# [GIVEN TEXT]
Back to Index


AppString > AppStringDoc

PartEnum

Overview

The module contains an implementation of the technique presented in [1]. The technique was invented in the Data Debugger Project at Microsoft, Research.

Usage

For compiling instructions, please see CompileDoc.

The module uses C++ STL TR1 library provided by GNU GCC and Boost 1.34.1 library.

For installing Boost library on a Debian (including Ubuntu) machine, you need to run:

$ sudo apt-get install libboost-dev

An example of how to use the module is available in src/partenum/example.cc.

Interface

The main class of the module is ParEnum which is declared in src/partenum/partenum.h.

# [RECORDS SHOWN]
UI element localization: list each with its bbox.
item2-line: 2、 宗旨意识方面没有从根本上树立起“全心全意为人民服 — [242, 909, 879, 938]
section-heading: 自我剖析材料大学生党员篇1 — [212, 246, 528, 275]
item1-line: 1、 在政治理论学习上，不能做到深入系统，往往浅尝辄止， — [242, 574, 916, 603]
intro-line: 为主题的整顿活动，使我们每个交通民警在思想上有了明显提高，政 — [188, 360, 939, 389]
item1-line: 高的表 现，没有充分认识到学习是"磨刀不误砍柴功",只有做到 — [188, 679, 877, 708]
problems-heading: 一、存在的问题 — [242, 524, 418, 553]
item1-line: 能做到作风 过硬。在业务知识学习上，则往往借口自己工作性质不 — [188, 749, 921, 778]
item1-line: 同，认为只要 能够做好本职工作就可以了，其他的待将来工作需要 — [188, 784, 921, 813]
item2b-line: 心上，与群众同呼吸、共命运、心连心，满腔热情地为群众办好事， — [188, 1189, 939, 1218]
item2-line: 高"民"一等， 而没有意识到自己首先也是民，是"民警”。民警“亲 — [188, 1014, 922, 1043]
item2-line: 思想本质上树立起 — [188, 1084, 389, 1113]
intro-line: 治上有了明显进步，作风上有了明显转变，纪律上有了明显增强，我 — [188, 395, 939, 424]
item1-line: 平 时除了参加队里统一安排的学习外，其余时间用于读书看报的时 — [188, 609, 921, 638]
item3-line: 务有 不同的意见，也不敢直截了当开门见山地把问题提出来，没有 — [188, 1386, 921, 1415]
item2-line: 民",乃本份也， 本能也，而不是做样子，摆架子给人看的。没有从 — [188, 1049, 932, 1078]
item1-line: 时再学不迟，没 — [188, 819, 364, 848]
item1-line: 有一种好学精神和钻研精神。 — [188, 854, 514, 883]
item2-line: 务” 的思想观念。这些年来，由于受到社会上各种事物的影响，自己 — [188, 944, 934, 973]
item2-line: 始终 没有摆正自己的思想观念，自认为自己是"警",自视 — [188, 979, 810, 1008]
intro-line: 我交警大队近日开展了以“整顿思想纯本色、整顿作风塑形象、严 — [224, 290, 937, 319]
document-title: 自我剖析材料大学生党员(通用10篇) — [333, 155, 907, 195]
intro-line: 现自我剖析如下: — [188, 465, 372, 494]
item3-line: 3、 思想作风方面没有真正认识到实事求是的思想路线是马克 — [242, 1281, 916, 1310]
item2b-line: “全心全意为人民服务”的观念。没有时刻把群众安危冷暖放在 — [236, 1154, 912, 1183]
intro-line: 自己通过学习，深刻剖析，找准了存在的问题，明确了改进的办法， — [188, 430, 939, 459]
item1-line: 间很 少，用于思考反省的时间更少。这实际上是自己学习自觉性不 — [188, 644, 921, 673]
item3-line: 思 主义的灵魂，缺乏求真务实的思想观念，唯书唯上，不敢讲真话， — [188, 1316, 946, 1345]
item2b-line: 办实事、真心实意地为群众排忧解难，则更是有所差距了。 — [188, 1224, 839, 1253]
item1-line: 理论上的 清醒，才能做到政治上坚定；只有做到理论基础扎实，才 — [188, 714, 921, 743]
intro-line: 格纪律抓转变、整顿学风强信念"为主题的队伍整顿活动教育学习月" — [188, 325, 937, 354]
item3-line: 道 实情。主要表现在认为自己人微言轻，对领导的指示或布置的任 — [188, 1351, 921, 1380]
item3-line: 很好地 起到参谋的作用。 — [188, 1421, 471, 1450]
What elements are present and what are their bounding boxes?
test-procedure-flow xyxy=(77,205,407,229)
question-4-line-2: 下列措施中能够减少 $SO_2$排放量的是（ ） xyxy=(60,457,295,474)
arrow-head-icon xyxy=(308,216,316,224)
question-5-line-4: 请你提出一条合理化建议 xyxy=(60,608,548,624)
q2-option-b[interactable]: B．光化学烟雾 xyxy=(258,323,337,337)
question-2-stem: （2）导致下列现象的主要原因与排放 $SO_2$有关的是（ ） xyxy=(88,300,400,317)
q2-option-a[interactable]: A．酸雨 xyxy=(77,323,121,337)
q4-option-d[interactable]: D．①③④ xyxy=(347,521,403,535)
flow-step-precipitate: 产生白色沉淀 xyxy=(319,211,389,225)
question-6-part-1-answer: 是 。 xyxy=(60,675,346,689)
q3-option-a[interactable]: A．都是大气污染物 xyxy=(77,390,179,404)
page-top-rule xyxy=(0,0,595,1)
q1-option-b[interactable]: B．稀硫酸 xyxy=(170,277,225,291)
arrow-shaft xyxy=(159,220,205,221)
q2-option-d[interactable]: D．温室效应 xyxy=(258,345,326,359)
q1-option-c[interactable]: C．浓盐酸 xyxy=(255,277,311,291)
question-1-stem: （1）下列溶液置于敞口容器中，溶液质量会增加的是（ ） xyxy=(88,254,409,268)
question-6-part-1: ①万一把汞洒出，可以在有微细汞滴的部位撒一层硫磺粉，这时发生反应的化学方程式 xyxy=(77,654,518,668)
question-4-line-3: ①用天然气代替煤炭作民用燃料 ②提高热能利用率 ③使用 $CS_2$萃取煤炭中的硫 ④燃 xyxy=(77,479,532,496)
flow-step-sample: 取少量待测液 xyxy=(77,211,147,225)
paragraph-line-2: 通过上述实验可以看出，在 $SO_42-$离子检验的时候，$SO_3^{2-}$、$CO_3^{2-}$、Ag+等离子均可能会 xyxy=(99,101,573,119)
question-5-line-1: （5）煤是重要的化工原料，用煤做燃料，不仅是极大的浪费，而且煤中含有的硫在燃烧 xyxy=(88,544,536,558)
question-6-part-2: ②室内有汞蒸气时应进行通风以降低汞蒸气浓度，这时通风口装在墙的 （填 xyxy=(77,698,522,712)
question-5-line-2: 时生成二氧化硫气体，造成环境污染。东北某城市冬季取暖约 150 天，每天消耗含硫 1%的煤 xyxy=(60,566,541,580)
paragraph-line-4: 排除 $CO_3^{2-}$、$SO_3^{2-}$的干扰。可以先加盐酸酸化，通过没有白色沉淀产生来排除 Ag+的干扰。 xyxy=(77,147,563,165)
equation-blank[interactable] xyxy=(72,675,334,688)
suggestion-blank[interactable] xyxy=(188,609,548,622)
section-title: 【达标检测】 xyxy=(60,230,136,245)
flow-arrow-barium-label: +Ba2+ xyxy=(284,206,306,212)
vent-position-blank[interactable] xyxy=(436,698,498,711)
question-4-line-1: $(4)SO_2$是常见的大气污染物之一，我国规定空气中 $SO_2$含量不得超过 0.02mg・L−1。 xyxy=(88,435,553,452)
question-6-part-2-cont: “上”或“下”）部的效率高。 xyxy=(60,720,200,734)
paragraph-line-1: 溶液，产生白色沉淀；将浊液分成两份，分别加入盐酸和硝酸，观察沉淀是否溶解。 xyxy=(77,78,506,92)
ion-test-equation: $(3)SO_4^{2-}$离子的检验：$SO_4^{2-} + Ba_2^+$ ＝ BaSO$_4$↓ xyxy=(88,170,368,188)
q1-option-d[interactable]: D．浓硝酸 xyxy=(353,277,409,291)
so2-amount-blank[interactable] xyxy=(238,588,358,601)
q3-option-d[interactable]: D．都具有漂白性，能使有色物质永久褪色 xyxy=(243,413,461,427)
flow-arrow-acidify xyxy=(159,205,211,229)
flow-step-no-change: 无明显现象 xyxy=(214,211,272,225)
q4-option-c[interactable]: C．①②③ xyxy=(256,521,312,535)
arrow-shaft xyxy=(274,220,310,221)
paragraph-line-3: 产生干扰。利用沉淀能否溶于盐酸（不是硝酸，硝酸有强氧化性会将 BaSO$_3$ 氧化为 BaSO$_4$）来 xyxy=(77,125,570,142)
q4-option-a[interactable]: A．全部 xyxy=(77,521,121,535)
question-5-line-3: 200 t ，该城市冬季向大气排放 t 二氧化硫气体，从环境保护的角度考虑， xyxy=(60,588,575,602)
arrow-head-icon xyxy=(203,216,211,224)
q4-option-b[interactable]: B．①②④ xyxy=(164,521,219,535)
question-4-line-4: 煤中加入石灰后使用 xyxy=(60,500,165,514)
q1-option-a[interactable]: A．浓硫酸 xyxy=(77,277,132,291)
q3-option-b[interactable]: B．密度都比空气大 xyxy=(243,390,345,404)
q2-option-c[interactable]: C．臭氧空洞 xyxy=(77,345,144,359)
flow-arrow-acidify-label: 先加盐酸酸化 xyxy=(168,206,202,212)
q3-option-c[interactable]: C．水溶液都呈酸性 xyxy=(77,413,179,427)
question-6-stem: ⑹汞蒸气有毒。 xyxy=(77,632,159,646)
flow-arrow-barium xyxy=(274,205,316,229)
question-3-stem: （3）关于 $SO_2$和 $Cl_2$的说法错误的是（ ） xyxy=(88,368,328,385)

# [EXERCISES]
• 1. From the PartEnum documentation page, echo the passage between "An example of" and "declared in src/partenum/partenum.h.", inclusive.
• 2. Answer these questions using the PartEnum documentation page:
(a) Which version of the Boost library does the module use?
(b) In which file is an example of using the module available?
(c) In which header file is the main class of the module declared?
• 3. Go on with the PartEnum documentation page, picking up right after its final sentence.

# [ANSWERS PROVIDED]
• 1.
An example of how to use the module is available in src/partenum/example.cc.

Interface

The main class of the module is ParEnum which is declared in src/partenum/partenum.h.

• 2.
(a) Boost 1.34.1
(b) src/partenum/example.cc
(c) src/partenum/partenum.h

• 3.
The main methods of PartEnum are:

  PartEnum(const vector<string> &data, 
           unsigned q, 
           unsigned editdist, 
           unsigned n1, 
           unsigned n2);

  PartEnum(const vector<string> &data, 
           const string &filename);

  void build();
  void saveIndex(const string &filename) const;  

  void search(const string &query, vector<unsigned> &results);
  void search(const string &query, const unsigned editdist,
              vector<unsigned> &results);

The main idea is that the user can create a PartEnum object by specifying a vector of strings (dataset) and a few extra parameters (see [1] for details) or load an existing object from a file. If the object was not loaded, then it needs to be built. Next, the user has the option of saving the object to a file. In order to search approximately in the dataset for a given string, the user calls the function search.

Performance

Pentium D 3.4GHz Dual Core, 2GB memory, Linux (Ubuntu), g++. A data set of 54,000 person names.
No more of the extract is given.